<<<<

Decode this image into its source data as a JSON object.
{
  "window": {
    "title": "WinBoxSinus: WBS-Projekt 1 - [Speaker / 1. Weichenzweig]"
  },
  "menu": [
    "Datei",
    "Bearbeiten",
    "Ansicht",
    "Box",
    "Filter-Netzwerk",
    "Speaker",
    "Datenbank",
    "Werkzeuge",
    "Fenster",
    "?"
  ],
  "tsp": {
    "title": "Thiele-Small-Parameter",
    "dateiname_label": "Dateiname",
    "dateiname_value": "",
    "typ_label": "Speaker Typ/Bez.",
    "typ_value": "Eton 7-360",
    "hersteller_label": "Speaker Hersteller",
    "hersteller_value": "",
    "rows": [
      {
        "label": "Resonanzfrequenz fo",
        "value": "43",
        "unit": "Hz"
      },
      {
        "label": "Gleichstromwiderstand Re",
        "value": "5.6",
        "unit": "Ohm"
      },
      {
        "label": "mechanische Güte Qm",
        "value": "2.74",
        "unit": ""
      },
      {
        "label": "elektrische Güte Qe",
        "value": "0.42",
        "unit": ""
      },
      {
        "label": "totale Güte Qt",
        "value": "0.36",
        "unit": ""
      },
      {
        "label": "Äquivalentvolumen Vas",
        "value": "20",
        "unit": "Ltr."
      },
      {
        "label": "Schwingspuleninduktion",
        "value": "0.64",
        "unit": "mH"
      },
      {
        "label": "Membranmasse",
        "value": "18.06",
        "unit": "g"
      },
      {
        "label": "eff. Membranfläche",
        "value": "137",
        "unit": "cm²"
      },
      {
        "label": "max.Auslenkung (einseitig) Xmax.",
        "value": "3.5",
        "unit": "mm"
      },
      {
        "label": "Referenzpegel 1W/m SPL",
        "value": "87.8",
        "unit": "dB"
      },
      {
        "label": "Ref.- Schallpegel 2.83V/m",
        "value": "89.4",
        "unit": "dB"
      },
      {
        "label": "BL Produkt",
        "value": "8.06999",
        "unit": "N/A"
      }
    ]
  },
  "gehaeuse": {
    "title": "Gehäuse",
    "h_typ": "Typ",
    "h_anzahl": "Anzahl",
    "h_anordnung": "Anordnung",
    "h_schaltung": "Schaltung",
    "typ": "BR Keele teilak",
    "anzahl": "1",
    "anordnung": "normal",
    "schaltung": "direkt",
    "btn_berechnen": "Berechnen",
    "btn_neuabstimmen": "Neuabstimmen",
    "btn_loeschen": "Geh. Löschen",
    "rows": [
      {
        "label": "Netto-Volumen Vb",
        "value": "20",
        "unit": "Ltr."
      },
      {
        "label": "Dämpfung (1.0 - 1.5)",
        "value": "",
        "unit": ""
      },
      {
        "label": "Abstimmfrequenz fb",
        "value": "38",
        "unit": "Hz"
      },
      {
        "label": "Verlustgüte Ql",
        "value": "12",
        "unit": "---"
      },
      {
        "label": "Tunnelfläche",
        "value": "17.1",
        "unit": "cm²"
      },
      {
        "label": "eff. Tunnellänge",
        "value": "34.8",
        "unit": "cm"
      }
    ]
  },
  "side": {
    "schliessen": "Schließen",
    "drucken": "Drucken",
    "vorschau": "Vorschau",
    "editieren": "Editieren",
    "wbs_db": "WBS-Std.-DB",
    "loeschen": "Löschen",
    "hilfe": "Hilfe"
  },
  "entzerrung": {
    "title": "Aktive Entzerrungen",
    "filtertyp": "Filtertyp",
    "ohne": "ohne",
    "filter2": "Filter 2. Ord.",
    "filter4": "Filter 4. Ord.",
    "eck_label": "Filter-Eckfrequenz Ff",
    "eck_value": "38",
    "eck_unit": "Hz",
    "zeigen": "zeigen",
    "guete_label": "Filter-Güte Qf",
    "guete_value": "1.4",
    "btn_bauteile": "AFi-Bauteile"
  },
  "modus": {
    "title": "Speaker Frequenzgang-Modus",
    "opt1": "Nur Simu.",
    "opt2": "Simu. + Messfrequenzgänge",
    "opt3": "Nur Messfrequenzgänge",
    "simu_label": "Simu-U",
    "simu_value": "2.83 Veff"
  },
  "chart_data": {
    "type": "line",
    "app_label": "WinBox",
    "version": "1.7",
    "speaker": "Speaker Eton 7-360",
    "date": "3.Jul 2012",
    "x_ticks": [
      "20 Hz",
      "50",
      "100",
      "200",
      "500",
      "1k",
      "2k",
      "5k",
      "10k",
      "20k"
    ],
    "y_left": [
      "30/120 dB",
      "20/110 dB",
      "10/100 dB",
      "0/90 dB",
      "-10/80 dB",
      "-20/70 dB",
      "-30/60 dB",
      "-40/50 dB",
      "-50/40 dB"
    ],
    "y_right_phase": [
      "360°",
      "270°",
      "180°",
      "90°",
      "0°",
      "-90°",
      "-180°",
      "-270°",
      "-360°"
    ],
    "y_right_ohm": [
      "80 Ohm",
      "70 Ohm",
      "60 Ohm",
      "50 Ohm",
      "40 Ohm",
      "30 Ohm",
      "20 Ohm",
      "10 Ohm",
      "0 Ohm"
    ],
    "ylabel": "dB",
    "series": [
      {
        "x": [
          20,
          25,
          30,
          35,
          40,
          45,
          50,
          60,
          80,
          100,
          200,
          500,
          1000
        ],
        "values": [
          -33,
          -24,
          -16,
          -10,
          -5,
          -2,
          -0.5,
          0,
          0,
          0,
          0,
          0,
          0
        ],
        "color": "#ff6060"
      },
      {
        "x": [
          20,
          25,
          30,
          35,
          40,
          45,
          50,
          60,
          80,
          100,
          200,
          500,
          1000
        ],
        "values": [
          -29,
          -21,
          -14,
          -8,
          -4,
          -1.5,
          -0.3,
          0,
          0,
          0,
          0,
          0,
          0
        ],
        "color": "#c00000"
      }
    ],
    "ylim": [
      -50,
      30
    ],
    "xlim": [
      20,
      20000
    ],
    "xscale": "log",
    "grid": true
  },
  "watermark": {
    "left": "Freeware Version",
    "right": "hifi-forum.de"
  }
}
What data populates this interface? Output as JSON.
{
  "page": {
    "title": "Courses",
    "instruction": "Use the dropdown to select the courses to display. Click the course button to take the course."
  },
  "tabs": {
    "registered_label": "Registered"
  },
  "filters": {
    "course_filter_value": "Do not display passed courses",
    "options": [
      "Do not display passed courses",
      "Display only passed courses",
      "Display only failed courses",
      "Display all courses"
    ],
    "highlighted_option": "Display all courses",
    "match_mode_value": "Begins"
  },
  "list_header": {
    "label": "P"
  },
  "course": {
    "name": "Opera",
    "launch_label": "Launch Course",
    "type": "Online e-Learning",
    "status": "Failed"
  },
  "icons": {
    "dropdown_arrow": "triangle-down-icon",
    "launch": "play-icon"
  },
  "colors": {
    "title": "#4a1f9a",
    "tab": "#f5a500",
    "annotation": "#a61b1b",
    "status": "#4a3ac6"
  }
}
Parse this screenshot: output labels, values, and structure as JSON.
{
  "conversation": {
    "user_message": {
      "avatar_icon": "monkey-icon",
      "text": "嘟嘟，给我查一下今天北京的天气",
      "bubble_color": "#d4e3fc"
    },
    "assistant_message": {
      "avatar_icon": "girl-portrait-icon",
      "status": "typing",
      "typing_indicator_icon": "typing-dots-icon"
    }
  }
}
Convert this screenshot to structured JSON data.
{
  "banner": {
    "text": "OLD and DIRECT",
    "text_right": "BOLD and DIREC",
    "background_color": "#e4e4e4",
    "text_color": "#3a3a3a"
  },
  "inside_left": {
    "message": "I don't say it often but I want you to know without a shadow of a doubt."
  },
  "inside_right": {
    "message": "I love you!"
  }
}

>>>>

Exercise prompt:
Extract the complete data, matching each line exactly.

Finished answer:
Decode this image into its source data as a JSON object.
{
  "window": {
    "title": "WinBoxSinus: WBS-Projekt 1 - [Speaker / 1. Weichenzweig]"
  },
  "menu": [
    "Datei",
    "Bearbeiten",
    "Ansicht",
    "Box",
    "Filter-Netzwerk",
    "Speaker",
    "Datenbank",
    "Werkzeuge",
    "Fenster",
    "?"
  ],
  "tsp": {
    "title": "Thiele-Small-Parameter",
    "dateiname_label": "Dateiname",
    "dateiname_value": "",
    "typ_label": "Speaker Typ/Bez.",
    "typ_value": "Eton 7-360",
    "hersteller_label": "Speaker Hersteller",
    "hersteller_value": "",
    "rows": [
      {
        "label": "Resonanzfrequenz fo",
        "value": "43",
        "unit": "Hz"
      },
      {
        "label": "Gleichstromwiderstand Re",
        "value": "5.6",
        "unit": "Ohm"
      },
      {
        "label": "mechanische Güte Qm",
        "value": "2.74",
        "unit": ""
      },
      {
        "label": "elektrische Güte Qe",
        "value": "0.42",
        "unit": ""
      },
      {
        "label": "totale Güte Qt",
        "value": "0.36",
        "unit": ""
      },
      {
        "label": "Äquivalentvolumen Vas",
        "value": "20",
        "unit": "Ltr."
      },
      {
        "label": "Schwingspuleninduktion",
        "value": "0.64",
        "unit": "mH"
      },
      {
        "label": "Membranmasse",
        "value": "18.06",
        "unit": "g"
      },
      {
        "label": "eff. Membranfläche",
        "value": "137",
        "unit": "cm²"
      },
      {
        "label": "max.Auslenkung (einseitig) Xmax.",
        "value": "3.5",
        "unit": "mm"
      },
      {
        "label": "Referenzpegel 1W/m SPL",
        "value": "87.8",
        "unit": "dB"
      },
      {
        "label": "Ref.- Schallpegel 2.83V/m",
        "value": "89.4",
        "unit": "dB"
      },
      {
        "label": "BL Produkt",
        "value": "8.06999",
        "unit": "N/A"
      }
    ]
  },
  "gehaeuse": {
    "title": "Gehäuse",
    "h_typ": "Typ",
    "h_anzahl": "Anzahl",
    "h_anordnung": "Anordnung",
    "h_schaltung": "Schaltung",
    "typ": "BR Keele teilak",
    "anzahl": "1",
    "anordnung": "normal",
    "schaltung": "direkt",
    "btn_berechnen": "Berechnen",
    "btn_neuabstimmen": "Neuabstimmen",
    "btn_loeschen": "Geh. Löschen",
    "rows": [
      {
        "label": "Netto-Volumen Vb",
        "value": "20",
        "unit": "Ltr."
      },
      {
        "label": "Dämpfung (1.0 - 1.5)",
        "value": "",
        "unit": ""
      },
      {
        "label": "Abstimmfrequenz fb",
        "value": "38",
        "unit": "Hz"
      },
      {
        "label": "Verlustgüte Ql",
        "value": "12",
        "unit": "---"
      },
      {
        "label": "Tunnelfläche",
        "value": "17.1",
        "unit": "cm²"
      },
      {
        "label": "eff. Tunnellänge",
        "value": "34.8",
        "unit": "cm"
      }
    ]
  },
  "side": {
    "schliessen": "Schließen",
    "drucken": "Drucken",
    "vorschau": "Vorschau",
    "editieren": "Editieren",
    "wbs_db": "WBS-Std.-DB",
    "loeschen": "Löschen",
    "hilfe": "Hilfe"
  },
  "entzerrung": {
    "title": "Aktive Entzerrungen",
    "filtertyp": "Filtertyp",
    "ohne": "ohne",
    "filter2": "Filter 2. Ord.",
    "filter4": "Filter 4. Ord.",
    "eck_label": "Filter-Eckfrequenz Ff",
    "eck_value": "38",
    "eck_unit": "Hz",
    "zeigen": "zeigen",
    "guete_label": "Filter-Güte Qf",
    "guete_value": "1.4",
    "btn_bauteile": "AFi-Bauteile"
  },
  "modus": {
    "title": "Speaker Frequenzgang-Modus",
    "opt1": "Nur Simu.",
    "opt2": "Simu. + Messfrequenzgänge",
    "opt3": "Nur Messfrequenzgänge",
    "simu_label": "Simu-U",
    "simu_value": "2.83 Veff"
  },
  "chart_data": {
    "type": "line",
    "app_label": "WinBox",
    "version": "1.7",
    "speaker": "Speaker Eton 7-360",
    "date": "3.Jul 2012",
    "x_ticks": [
      "20 Hz",
      "50",
      "100",
      "200",
      "500",
      "1k",
      "2k",
      "5k",
      "10k",
      "20k"
    ],
    "y_left": [
      "30/120 dB",
      "20/110 dB",
      "10/100 dB",
      "0/90 dB",
      "-10/80 dB",
      "-20/70 dB",
      "-30/60 dB",
      "-40/50 dB",
      "-50/40 dB"
    ],
    "y_right_phase": [
      "360°",
      "270°",
      "180°",
      "90°",
      "0°",
      "-90°",
      "-180°",
      "-270°",
      "-360°"
    ],
    "y_right_ohm": [
      "80 Ohm",
      "70 Ohm",
      "60 Ohm",
      "50 Ohm",
      "40 Ohm",
      "30 Ohm",
      "20 Ohm",
      "10 Ohm",
      "0 Ohm"
    ],
    "ylabel": "dB",
    "series": [
      {
        "x": [
          20,
          25,
          30,
          35,
          40,
          45,
          50,
          60,
          80,
          100,
          200,
          500,
          1000
        ],
        "values": [
          -33,
          -24,
          -16,
          -10,
          -5,
          -2,
          -0.5,
          0,
          0,
          0,
          0,
          0,
          0
        ],
        "color": "#ff6060"
      },
      {
        "x": [
          20,
          25,
          30,
          35,
          40,
          45,
          50,
          60,
          80,
          100,
          200,
          500,
          1000
        ],
        "values": [
          -29,
          -21,
          -14,
          -8,
          -4,
          -1.5,
          -0.3,
          0,
          0,
          0,
          0,
          0,
          0
        ],
        "color": "#c00000"
      }
    ],
    "ylim": [
      -50,
      30
    ],
    "xlim": [
      20,
      20000
    ],
    "xscale": "log",
    "grid": true
  },
  "watermark": {
    "left": "Freeware Version",
    "right": "hifi-forum.de"
  }
}
What data populates this interface? Output as JSON.
{
  "page": {
    "title": "Courses",
    "instruction": "Use the dropdown to select the courses to display. Click the course button to take the course."
  },
  "tabs": {
    "registered_label": "Registered"
  },
  "filters": {
    "course_filter_value": "Do not display passed courses",
    "options": [
      "Do not display passed courses",
      "Display only passed courses",
      "Display only failed courses",
      "Display all courses"
    ],
    "highlighted_option": "Display all courses",
    "match_mode_value": "Begins"
  },
  "list_header": {
    "label": "P"
  },
  "course": {
    "name": "Opera",
    "launch_label": "Launch Course",
    "type": "Online e-Learning",
    "status": "Failed"
  },
  "icons": {
    "dropdown_arrow": "triangle-down-icon",
    "launch": "play-icon"
  },
  "colors": {
    "title": "#4a1f9a",
    "tab": "#f5a500",
    "annotation": "#a61b1b",
    "status": "#4a3ac6"
  }
}
Parse this screenshot: output labels, values, and structure as JSON.
{
  "conversation": {
    "user_message": {
      "avatar_icon": "monkey-icon",
      "text": "嘟嘟，给我查一下今天北京的天气",
      "bubble_color": "#d4e3fc"
    },
    "assistant_message": {
      "avatar_icon": "girl-portrait-icon",
      "status": "typing",
      "typing_indicator_icon": "typing-dots-icon"
    }
  }
}
Convert this screenshot to structured JSON data.
{
  "banner": {
    "text": "OLD and DIRECT",
    "text_right": "BOLD and DIREC",
    "background_color": "#e4e4e4",
    "text_color": "#3a3a3a"
  },
  "inside_left": {
    "message": "I don't say it often but I want you to know without a shadow of a doubt."
  },
  "inside_right": {
    "message": "I love you!"
  }
}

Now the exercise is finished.